→ JOB
Copy the lines below as they are; omit the images they contain.

Data records
....

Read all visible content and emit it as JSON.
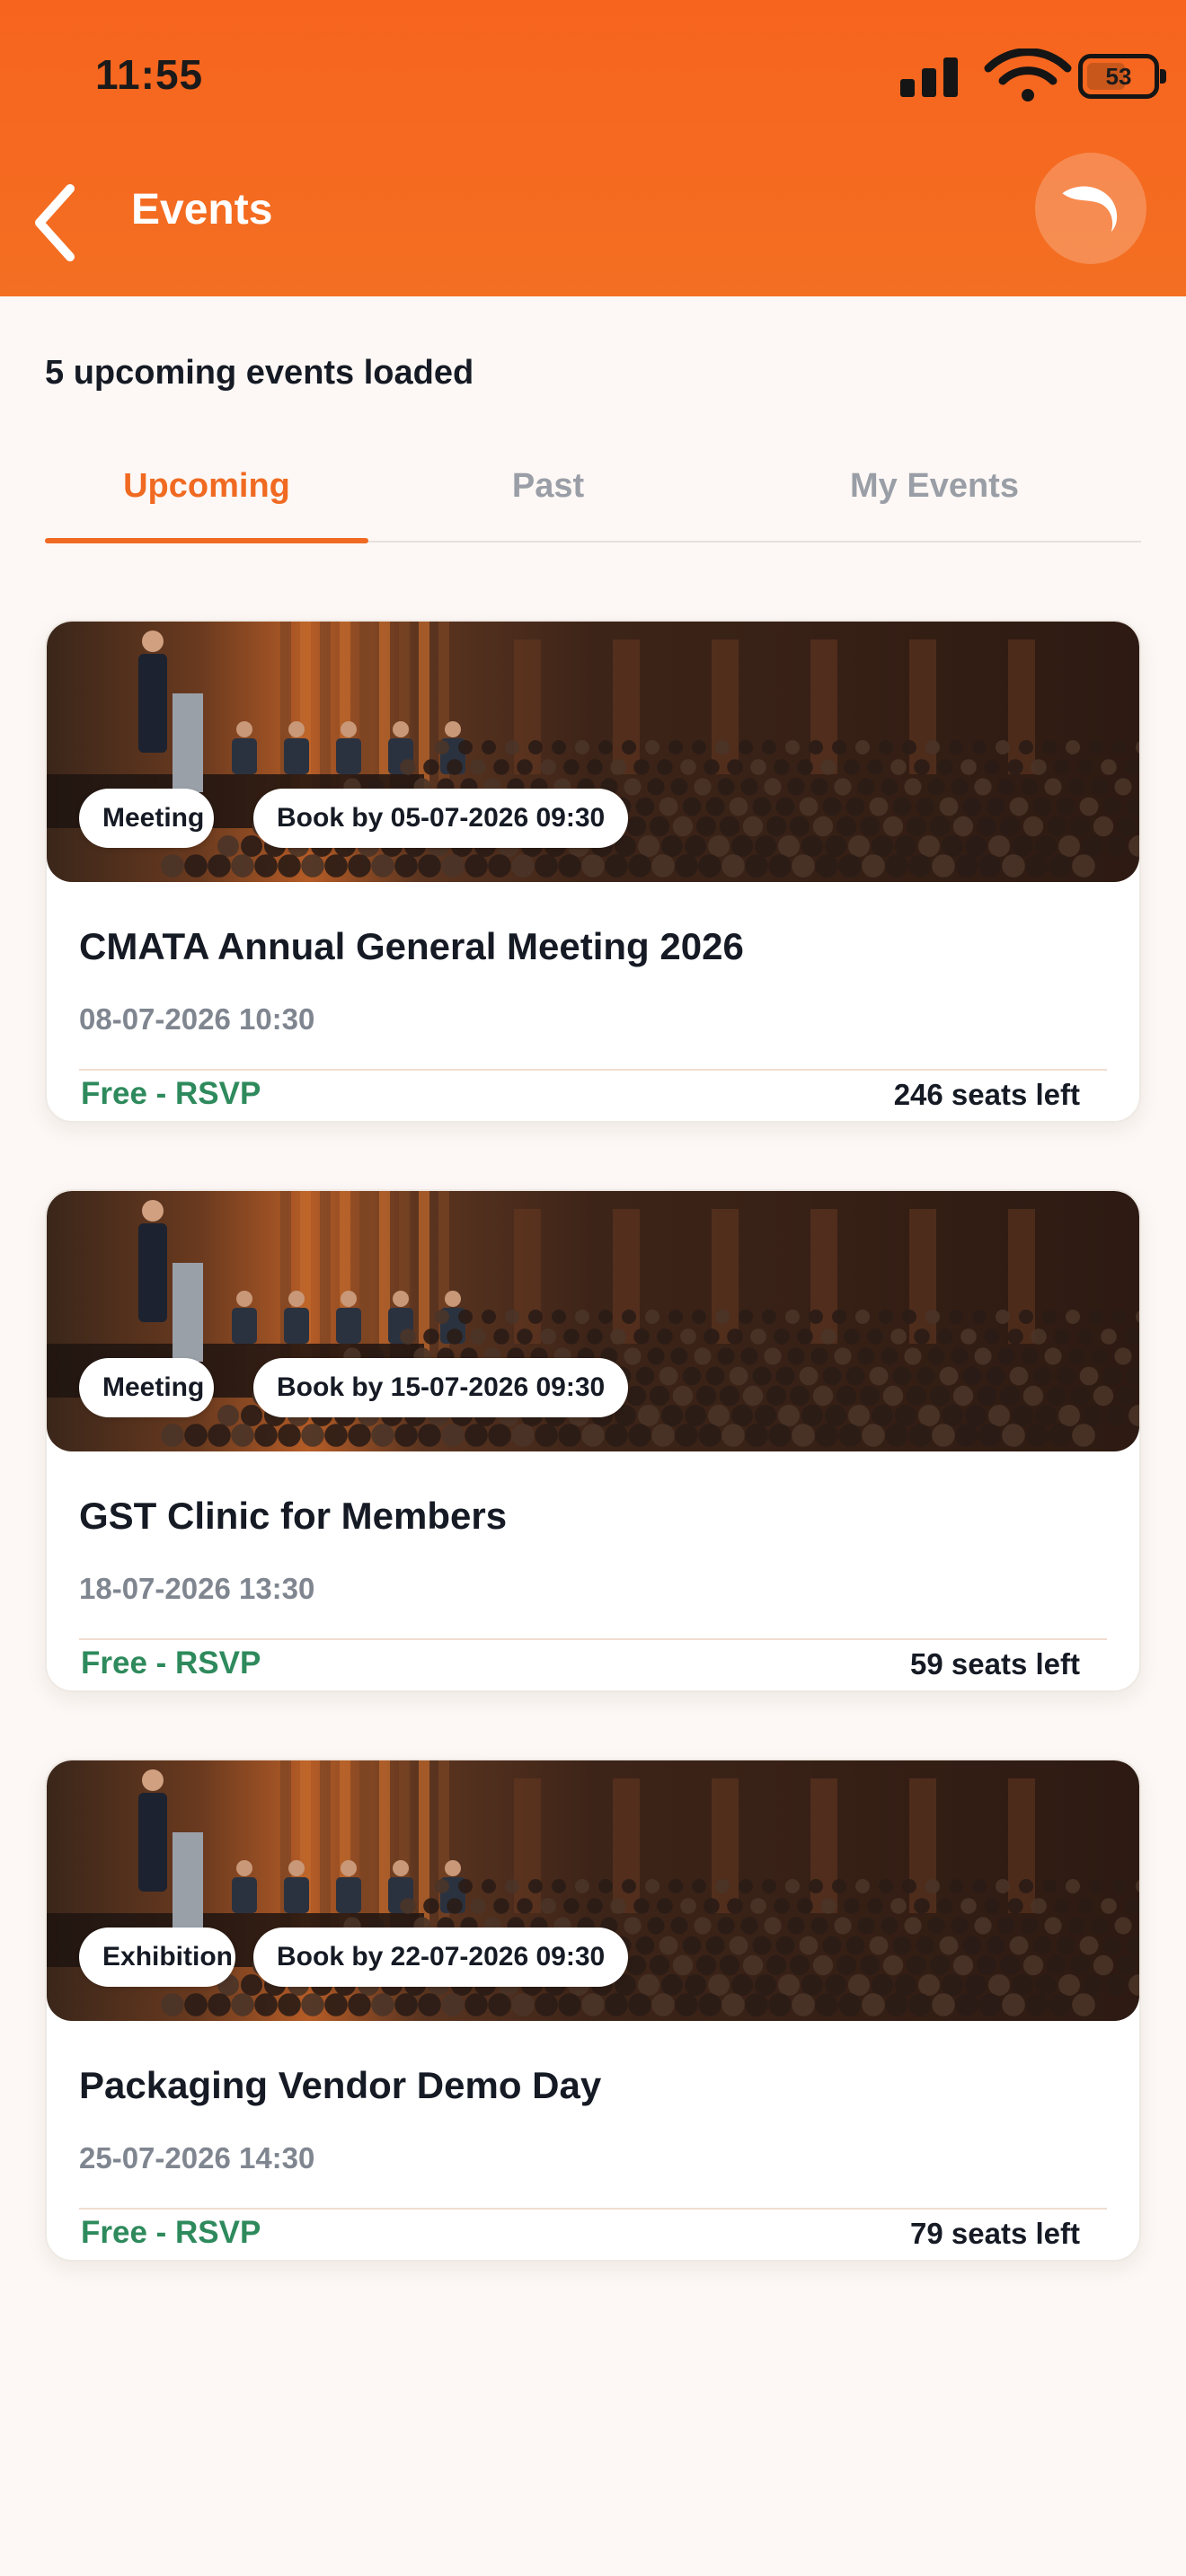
{
  "status_bar": {
    "time": "11:55",
    "battery": "53",
    "battery_level": 0.53
  },
  "header": {
    "title": "Events"
  },
  "summary": {
    "loaded_text": "5 upcoming events loaded"
  },
  "tabs": [
    {
      "label": "Upcoming",
      "active": true
    },
    {
      "label": "Past",
      "active": false
    },
    {
      "label": "My Events",
      "active": false
    }
  ],
  "events": [
    {
      "type": "Meeting",
      "book_by": "Book by 05-07-2026 09:30",
      "title": "CMATA Annual General Meeting 2026",
      "date": "08-07-2026 10:30",
      "price": "Free - RSVP",
      "seats": "246 seats left"
    },
    {
      "type": "Meeting",
      "book_by": "Book by 15-07-2026 09:30",
      "title": "GST Clinic for Members",
      "date": "18-07-2026 13:30",
      "price": "Free - RSVP",
      "seats": "59 seats left"
    },
    {
      "type": "Exhibition",
      "book_by": "Book by 22-07-2026 09:30",
      "title": "Packaging Vendor Demo Day",
      "date": "25-07-2026 14:30",
      "price": "Free - RSVP",
      "seats": "79 seats left"
    }
  ],
  "colors": {
    "header_bg": "#f7641e",
    "accent": "#f06a22",
    "price_green": "#2e8a5c",
    "page_bg": "#fdf8f5"
  },
  "icons": {
    "back": "chevron-left-icon",
    "theme": "moon-icon",
    "signal": "cellular-signal-icon",
    "wifi": "wifi-icon",
    "battery": "battery-icon"
  }
}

....

→ COMPLETE ANSWER
Read all visible content and emit it as JSON.
{
  "status_bar": {
    "time": "11:55",
    "battery": "53",
    "battery_level": 0.53
  },
  "header": {
    "title": "Events"
  },
  "summary": {
    "loaded_text": "5 upcoming events loaded"
  },
  "tabs": [
    {
      "label": "Upcoming",
      "active": true
    },
    {
      "label": "Past",
      "active": false
    },
    {
      "label": "My Events",
      "active": false
    }
  ],
  "events": [
    {
      "type": "Meeting",
      "book_by": "Book by 05-07-2026 09:30",
      "title": "CMATA Annual General Meeting 2026",
      "date": "08-07-2026 10:30",
      "price": "Free - RSVP",
      "seats": "246 seats left"
    },
    {
      "type": "Meeting",
      "book_by": "Book by 15-07-2026 09:30",
      "title": "GST Clinic for Members",
      "date": "18-07-2026 13:30",
      "price": "Free - RSVP",
      "seats": "59 seats left"
    },
    {
      "type": "Exhibition",
      "book_by": "Book by 22-07-2026 09:30",
      "title": "Packaging Vendor Demo Day",
      "date": "25-07-2026 14:30",
      "price": "Free - RSVP",
      "seats": "79 seats left"
    }
  ],
  "colors": {
    "header_bg": "#f7641e",
    "accent": "#f06a22",
    "price_green": "#2e8a5c",
    "page_bg": "#fdf8f5"
  },
  "icons": {
    "back": "chevron-left-icon",
    "theme": "moon-icon",
    "signal": "cellular-signal-icon",
    "wifi": "wifi-icon",
    "battery": "battery-icon"
  }
}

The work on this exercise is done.